Transcribe all of the material below word for word and leave out its pictures.

===== INPUT MATERIAL

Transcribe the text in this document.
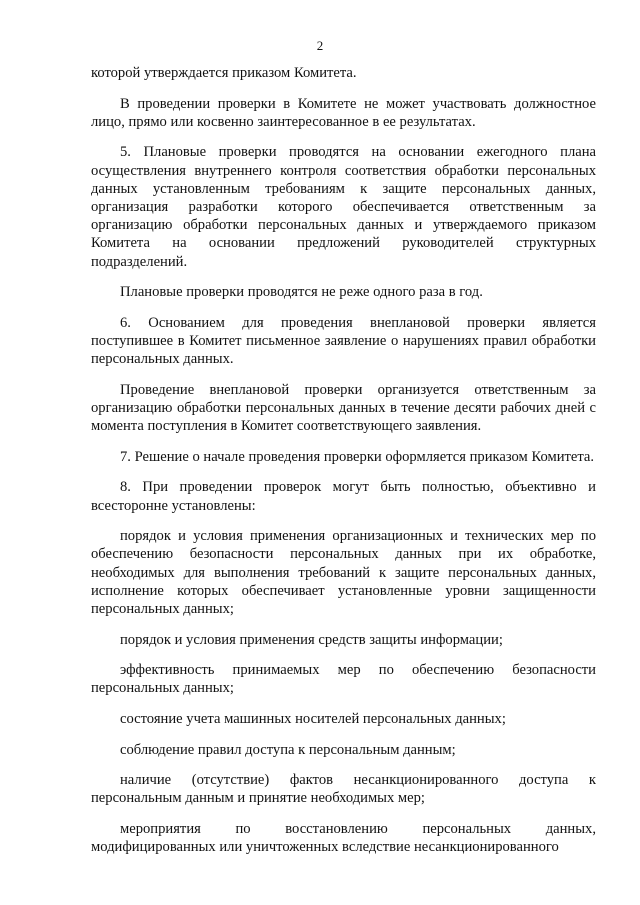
2

которой утверждается приказом Комитета.

В проведении проверки в Комитете не может участвовать должностное лицо, прямо или косвенно заинтересованное в ее результатах.

5. Плановые проверки проводятся на основании ежегодного плана осуществления внутреннего контроля соответствия обработки персональных данных установленным требованиям к защите персональных данных, организация разработки которого обеспечивается ответственным за организацию обработки персональных данных и утверждаемого приказом Комитета на основании предложений руководителей структурных подразделений.

Плановые проверки проводятся не реже одного раза в год.

6. Основанием для проведения внеплановой проверки является поступившее в Комитет письменное заявление о нарушениях правил обработки персональных данных.

Проведение внеплановой проверки организуется ответственным за организацию обработки персональных данных в течение десяти рабочих дней с момента поступления в Комитет соответствующего заявления.

7. Решение о начале проведения проверки оформляется приказом Комитета.

8. При проведении проверок могут быть полностью, объективно и всесторонне установлены:

порядок и условия применения организационных и технических мер по обеспечению безопасности персональных данных при их обработке, необходимых для выполнения требований к защите персональных данных, исполнение которых обеспечивает установленные уровни защищенности персональных данных;

порядок и условия применения средств защиты информации;

эффективность принимаемых мер по обеспечению безопасности персональных данных;

состояние учета машинных носителей персональных данных;

соблюдение правил доступа к персональным данным;

наличие (отсутствие) фактов несанкционированного доступа к персональным данным и принятие необходимых мер;

мероприятия по восстановлению персональных данных, модифицированных или уничтоженных вследствие несанкционированного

==========

SOLUTION FOR THIS PROBLEM →
Transcribe the text in this document.
2

которой утверждается приказом Комитета.

В проведении проверки в Комитете не может участвовать должностное лицо, прямо или косвенно заинтересованное в ее результатах.

5. Плановые проверки проводятся на основании ежегодного плана осуществления внутреннего контроля соответствия обработки персональных данных установленным требованиям к защите персональных данных, организация разработки которого обеспечивается ответственным за организацию обработки персональных данных и утверждаемого приказом Комитета на основании предложений руководителей структурных подразделений.

Плановые проверки проводятся не реже одного раза в год.

6. Основанием для проведения внеплановой проверки является поступившее в Комитет письменное заявление о нарушениях правил обработки персональных данных.

Проведение внеплановой проверки организуется ответственным за организацию обработки персональных данных в течение десяти рабочих дней с момента поступления в Комитет соответствующего заявления.

7. Решение о начале проведения проверки оформляется приказом Комитета.

8. При проведении проверок могут быть полностью, объективно и всесторонне установлены:

порядок и условия применения организационных и технических мер по обеспечению безопасности персональных данных при их обработке, необходимых для выполнения требований к защите персональных данных, исполнение которых обеспечивает установленные уровни защищенности персональных данных;

порядок и условия применения средств защиты информации;

эффективность принимаемых мер по обеспечению безопасности персональных данных;

состояние учета машинных носителей персональных данных;

соблюдение правил доступа к персональным данным;

наличие (отсутствие) фактов несанкционированного доступа к персональным данным и принятие необходимых мер;

мероприятия по восстановлению персональных данных, модифицированных или уничтоженных вследствие несанкционированного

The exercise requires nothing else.